* _Aim_
Only the number is needed: how many lines of the records include "document"?

* _Data for this exercise_
::::::::::

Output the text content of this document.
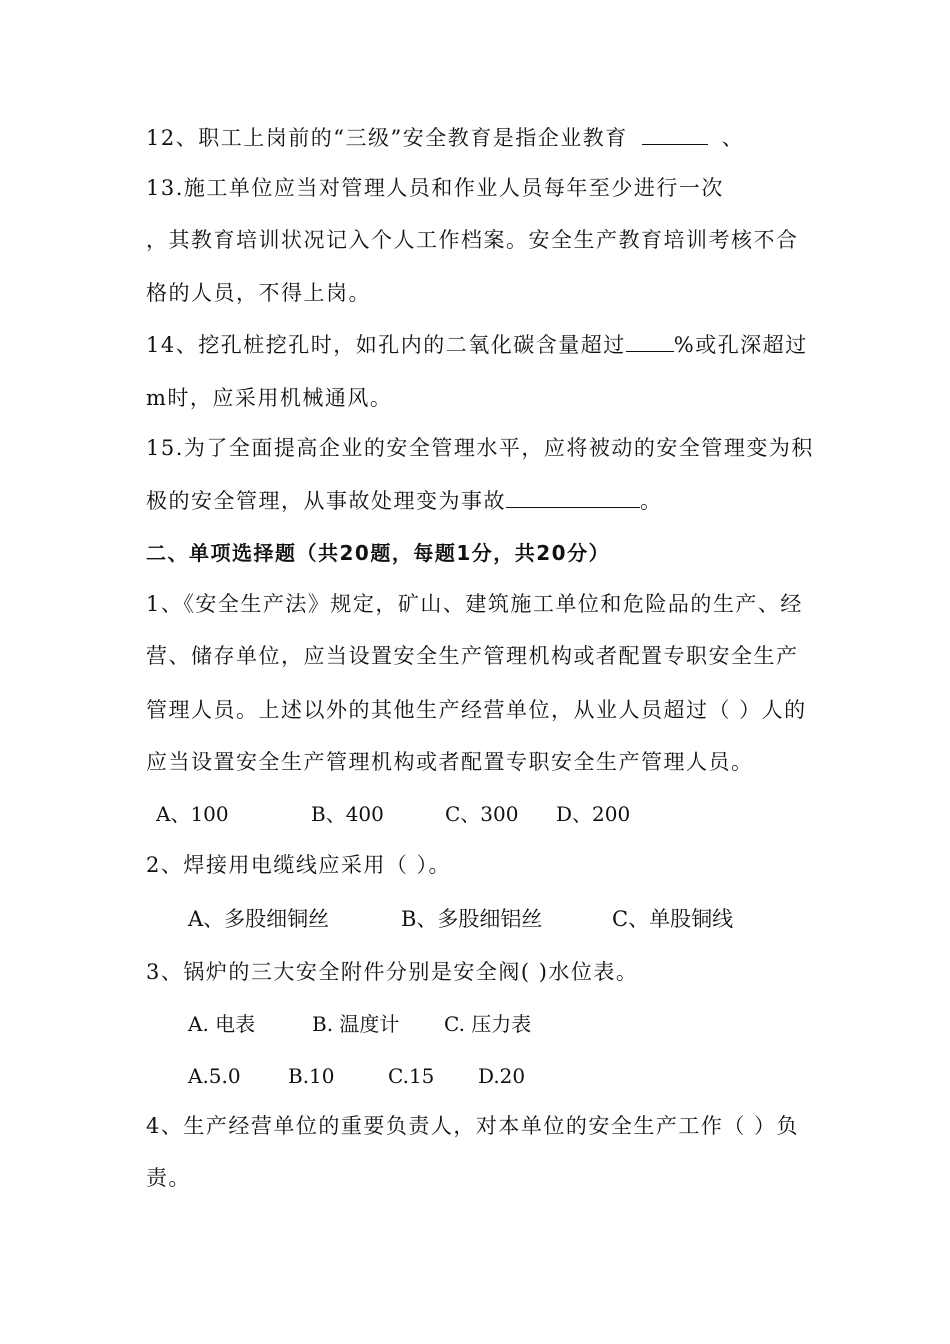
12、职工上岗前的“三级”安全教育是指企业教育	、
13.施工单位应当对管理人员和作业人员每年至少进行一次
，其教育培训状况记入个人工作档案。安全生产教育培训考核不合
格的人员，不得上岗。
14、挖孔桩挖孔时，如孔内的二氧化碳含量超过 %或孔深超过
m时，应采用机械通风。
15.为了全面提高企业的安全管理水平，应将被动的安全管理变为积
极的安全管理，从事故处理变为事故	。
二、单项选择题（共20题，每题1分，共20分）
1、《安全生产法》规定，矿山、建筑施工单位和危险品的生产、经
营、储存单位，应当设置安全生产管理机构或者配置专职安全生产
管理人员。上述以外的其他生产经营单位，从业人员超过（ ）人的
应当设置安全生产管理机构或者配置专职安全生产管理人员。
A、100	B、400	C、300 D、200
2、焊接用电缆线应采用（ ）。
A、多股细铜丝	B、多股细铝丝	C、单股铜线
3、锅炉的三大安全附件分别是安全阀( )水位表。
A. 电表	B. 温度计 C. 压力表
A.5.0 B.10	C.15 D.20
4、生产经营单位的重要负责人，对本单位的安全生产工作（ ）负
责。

::::::::::

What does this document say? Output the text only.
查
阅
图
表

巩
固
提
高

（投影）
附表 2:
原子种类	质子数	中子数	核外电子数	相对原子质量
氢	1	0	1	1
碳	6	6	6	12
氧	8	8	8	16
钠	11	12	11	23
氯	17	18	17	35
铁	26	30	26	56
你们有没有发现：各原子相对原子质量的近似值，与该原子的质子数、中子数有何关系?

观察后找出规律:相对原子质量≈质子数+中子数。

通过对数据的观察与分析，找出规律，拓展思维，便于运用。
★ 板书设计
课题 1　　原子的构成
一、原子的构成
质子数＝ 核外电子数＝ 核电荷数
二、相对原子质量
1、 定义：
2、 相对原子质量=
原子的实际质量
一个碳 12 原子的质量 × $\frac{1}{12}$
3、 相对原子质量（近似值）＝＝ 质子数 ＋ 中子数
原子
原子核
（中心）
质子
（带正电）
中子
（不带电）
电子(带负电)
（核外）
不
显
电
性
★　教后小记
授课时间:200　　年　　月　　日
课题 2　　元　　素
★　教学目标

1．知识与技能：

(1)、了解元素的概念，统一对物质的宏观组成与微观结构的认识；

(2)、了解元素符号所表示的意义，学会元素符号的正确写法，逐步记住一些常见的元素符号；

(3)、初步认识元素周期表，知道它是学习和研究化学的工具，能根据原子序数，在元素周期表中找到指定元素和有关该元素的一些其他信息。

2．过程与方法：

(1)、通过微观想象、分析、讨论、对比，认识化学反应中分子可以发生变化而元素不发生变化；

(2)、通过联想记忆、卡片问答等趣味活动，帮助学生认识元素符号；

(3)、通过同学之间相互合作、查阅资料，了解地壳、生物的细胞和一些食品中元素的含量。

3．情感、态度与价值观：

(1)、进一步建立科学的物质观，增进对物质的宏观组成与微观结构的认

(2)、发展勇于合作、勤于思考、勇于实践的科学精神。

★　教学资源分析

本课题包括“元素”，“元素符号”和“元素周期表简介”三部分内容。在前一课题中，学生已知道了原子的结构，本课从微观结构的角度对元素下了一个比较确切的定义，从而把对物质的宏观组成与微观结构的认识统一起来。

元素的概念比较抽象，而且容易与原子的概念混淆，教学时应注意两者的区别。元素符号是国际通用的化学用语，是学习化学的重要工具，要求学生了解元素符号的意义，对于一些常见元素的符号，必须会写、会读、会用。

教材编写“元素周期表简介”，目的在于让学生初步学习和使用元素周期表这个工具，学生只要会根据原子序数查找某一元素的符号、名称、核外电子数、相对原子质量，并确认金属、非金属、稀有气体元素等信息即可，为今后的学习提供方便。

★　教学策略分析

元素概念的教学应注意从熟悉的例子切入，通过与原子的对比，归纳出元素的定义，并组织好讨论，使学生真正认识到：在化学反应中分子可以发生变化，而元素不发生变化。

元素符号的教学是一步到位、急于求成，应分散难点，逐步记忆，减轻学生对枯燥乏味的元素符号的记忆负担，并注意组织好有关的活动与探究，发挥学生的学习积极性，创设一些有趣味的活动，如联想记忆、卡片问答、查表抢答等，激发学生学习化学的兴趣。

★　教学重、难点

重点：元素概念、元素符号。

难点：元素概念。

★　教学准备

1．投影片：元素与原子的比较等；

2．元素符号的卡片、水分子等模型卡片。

::::::::::

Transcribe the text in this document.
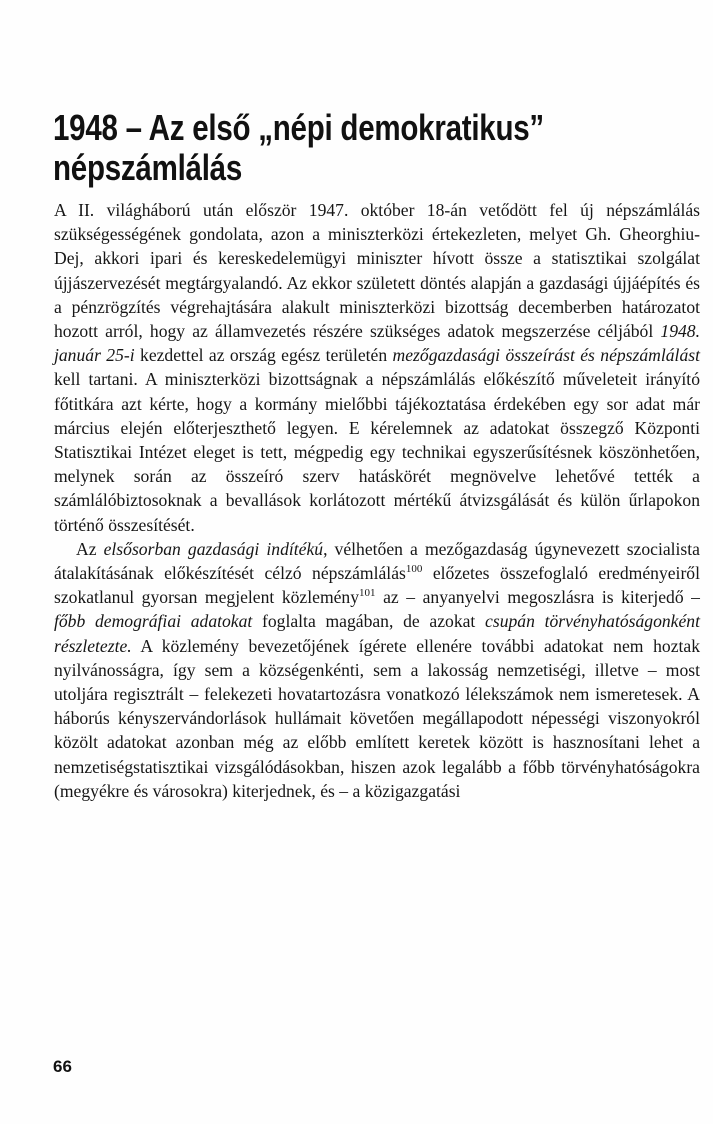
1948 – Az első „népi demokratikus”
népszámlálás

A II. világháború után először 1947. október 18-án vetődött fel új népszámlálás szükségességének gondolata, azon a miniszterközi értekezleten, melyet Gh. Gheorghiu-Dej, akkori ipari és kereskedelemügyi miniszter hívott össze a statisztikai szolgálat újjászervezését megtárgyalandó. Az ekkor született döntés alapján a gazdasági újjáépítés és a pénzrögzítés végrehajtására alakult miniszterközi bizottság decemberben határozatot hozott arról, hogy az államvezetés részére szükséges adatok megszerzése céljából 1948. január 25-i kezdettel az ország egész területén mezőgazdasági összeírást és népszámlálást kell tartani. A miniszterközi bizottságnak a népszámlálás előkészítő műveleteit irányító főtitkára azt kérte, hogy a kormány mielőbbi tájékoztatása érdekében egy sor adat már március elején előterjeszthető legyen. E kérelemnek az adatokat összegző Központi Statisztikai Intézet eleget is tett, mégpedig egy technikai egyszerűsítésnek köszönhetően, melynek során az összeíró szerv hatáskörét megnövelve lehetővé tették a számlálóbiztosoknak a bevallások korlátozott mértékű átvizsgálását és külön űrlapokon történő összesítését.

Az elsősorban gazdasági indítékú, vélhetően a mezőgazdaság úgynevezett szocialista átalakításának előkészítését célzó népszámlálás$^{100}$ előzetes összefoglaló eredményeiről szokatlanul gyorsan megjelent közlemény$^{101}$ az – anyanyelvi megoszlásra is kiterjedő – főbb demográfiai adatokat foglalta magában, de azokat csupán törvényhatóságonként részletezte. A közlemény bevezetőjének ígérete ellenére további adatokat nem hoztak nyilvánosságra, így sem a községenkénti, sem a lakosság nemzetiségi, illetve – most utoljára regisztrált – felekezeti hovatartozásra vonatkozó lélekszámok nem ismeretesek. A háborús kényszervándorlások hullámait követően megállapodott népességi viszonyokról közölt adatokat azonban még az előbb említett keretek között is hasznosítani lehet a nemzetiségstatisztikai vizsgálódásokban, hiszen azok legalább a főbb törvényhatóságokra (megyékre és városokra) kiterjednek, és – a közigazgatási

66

::::::::::

* _Complete answer_
3